** start Dataset records **

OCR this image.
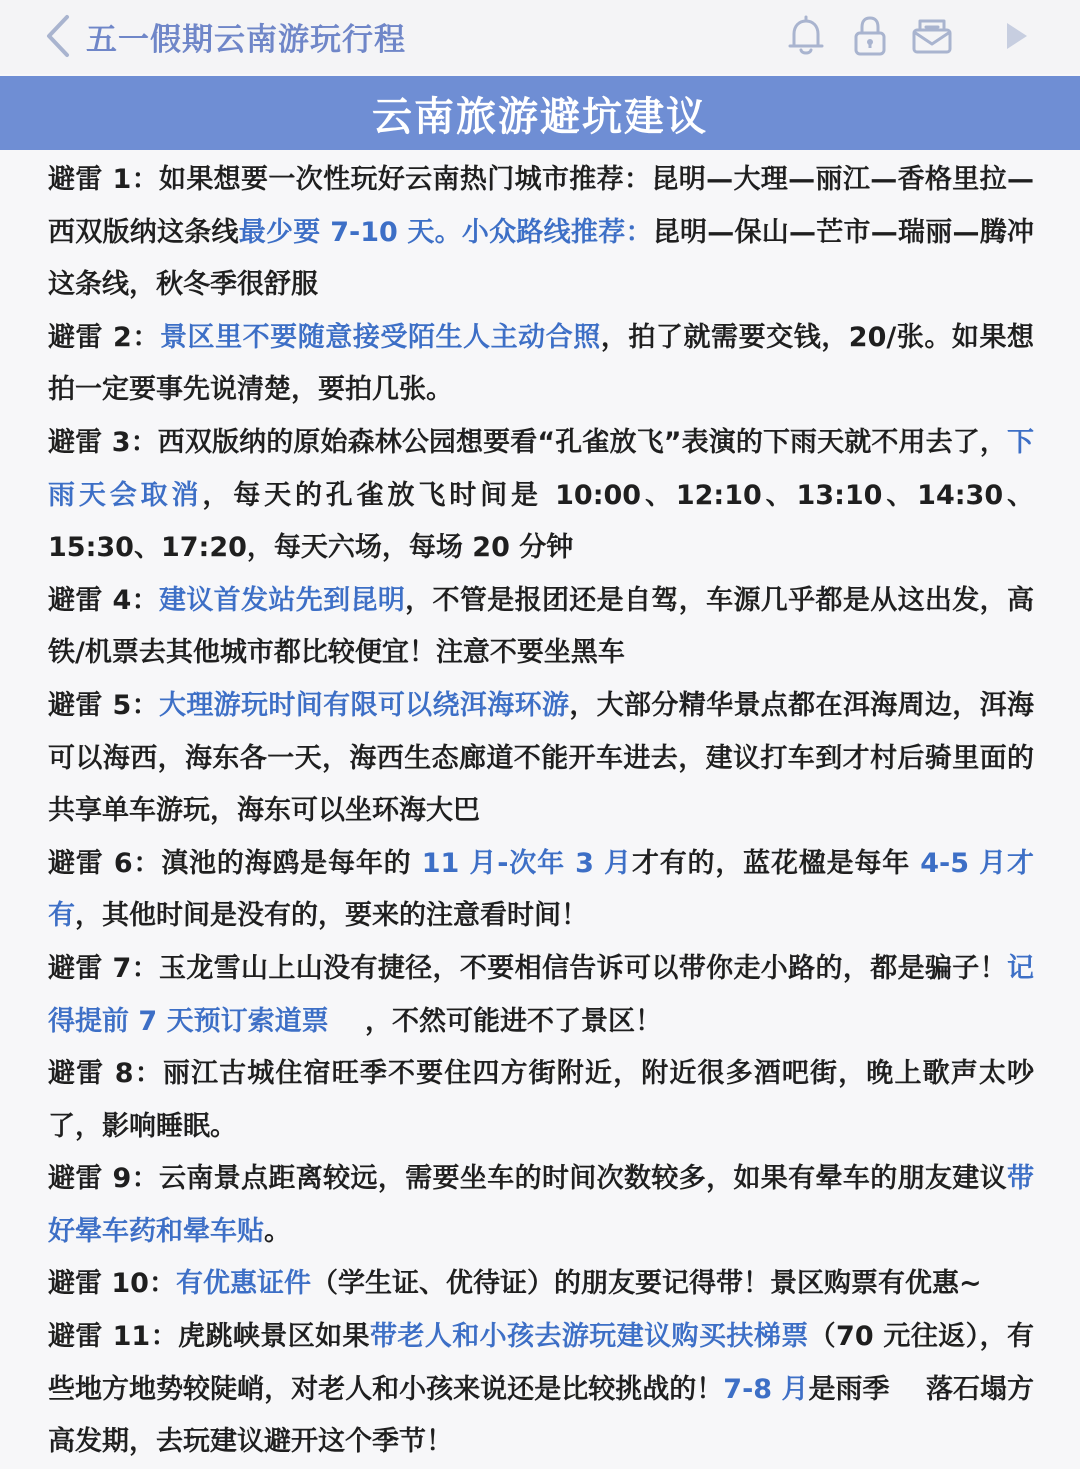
五一假期云南游玩行程
云南旅游避坑建议

避雷 1：如果想要一次性玩好云南热门城市推荐：昆明—大理—丽江—香格里拉—西双版纳这条线最少要 7-10 天。小众路线推荐：昆明—保山—芒市—瑞丽—腾冲这条线，秋冬季很舒服

避雷 2：景区里不要随意接受陌生人主动合照，拍了就需要交钱，20/张。如果想拍一定要事先说清楚，要拍几张。

避雷 3：西双版纳的原始森林公园想要看“孔雀放飞”表演的下雨天就不用去了，下雨天会取消，每天的孔雀放飞时间是 10:00、12:10、13:10、14:30、15:30、17:20，每天六场，每场 20 分钟

避雷 4：建议首发站先到昆明，不管是报团还是自驾，车源几乎都是从这出发，高铁/机票去其他城市都比较便宜！注意不要坐黑车

避雷 5：大理游玩时间有限可以绕洱海环游，大部分精华景点都在洱海周边，洱海可以海西，海东各一天，海西生态廊道不能开车进去，建议打车到才村后骑里面的共享单车游玩，海东可以坐环海大巴

避雷 6：滇池的海鸥是每年的 11 月-次年 3 月才有的，蓝花楹是每年 4-5 月才有，其他时间是没有的，要来的注意看时间！

避雷 7：玉龙雪山上山没有捷径，不要相信告诉可以带你走小路的，都是骗子！记得提前 7 天预订索道票　 ，不然可能进不了景区！

避雷 8：丽江古城住宿旺季不要住四方街附近，附近很多酒吧街，晚上歌声太吵了，影响睡眠。

避雷 9：云南景点距离较远，需要坐车的时间次数较多，如果有晕车的朋友建议带好晕车药和晕车贴。

避雷 10：有优惠证件（学生证、优待证）的朋友要记得带！景区购票有优惠~

避雷 11：虎跳峡景区如果带老人和小孩去游玩建议购买扶梯票（70 元往返），有些地方地势较陡峭，对老人和小孩来说还是比较挑战的！7-8 月是雨季　 落石塌方高发期，去玩建议避开这个季节！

** end Dataset records **

Your task is to repeat the material above exactly, without its pictures.

→ **The output**
OCR this image.
五一假期云南游玩行程
云南旅游避坑建议

避雷 1：如果想要一次性玩好云南热门城市推荐：昆明—大理—丽江—香格里拉—西双版纳这条线最少要 7-10 天。小众路线推荐：昆明—保山—芒市—瑞丽—腾冲这条线，秋冬季很舒服

避雷 2：景区里不要随意接受陌生人主动合照，拍了就需要交钱，20/张。如果想拍一定要事先说清楚，要拍几张。

避雷 3：西双版纳的原始森林公园想要看“孔雀放飞”表演的下雨天就不用去了，下雨天会取消，每天的孔雀放飞时间是 10:00、12:10、13:10、14:30、15:30、17:20，每天六场，每场 20 分钟

避雷 4：建议首发站先到昆明，不管是报团还是自驾，车源几乎都是从这出发，高铁/机票去其他城市都比较便宜！注意不要坐黑车

避雷 5：大理游玩时间有限可以绕洱海环游，大部分精华景点都在洱海周边，洱海可以海西，海东各一天，海西生态廊道不能开车进去，建议打车到才村后骑里面的共享单车游玩，海东可以坐环海大巴

避雷 6：滇池的海鸥是每年的 11 月-次年 3 月才有的，蓝花楹是每年 4-5 月才有，其他时间是没有的，要来的注意看时间！

避雷 7：玉龙雪山上山没有捷径，不要相信告诉可以带你走小路的，都是骗子！记得提前 7 天预订索道票　 ，不然可能进不了景区！

避雷 8：丽江古城住宿旺季不要住四方街附近，附近很多酒吧街，晚上歌声太吵了，影响睡眠。

避雷 9：云南景点距离较远，需要坐车的时间次数较多，如果有晕车的朋友建议带好晕车药和晕车贴。

避雷 10：有优惠证件（学生证、优待证）的朋友要记得带！景区购票有优惠~

避雷 11：虎跳峡景区如果带老人和小孩去游玩建议购买扶梯票（70 元往返），有些地方地势较陡峭，对老人和小孩来说还是比较挑战的！7-8 月是雨季　 落石塌方高发期，去玩建议避开这个季节！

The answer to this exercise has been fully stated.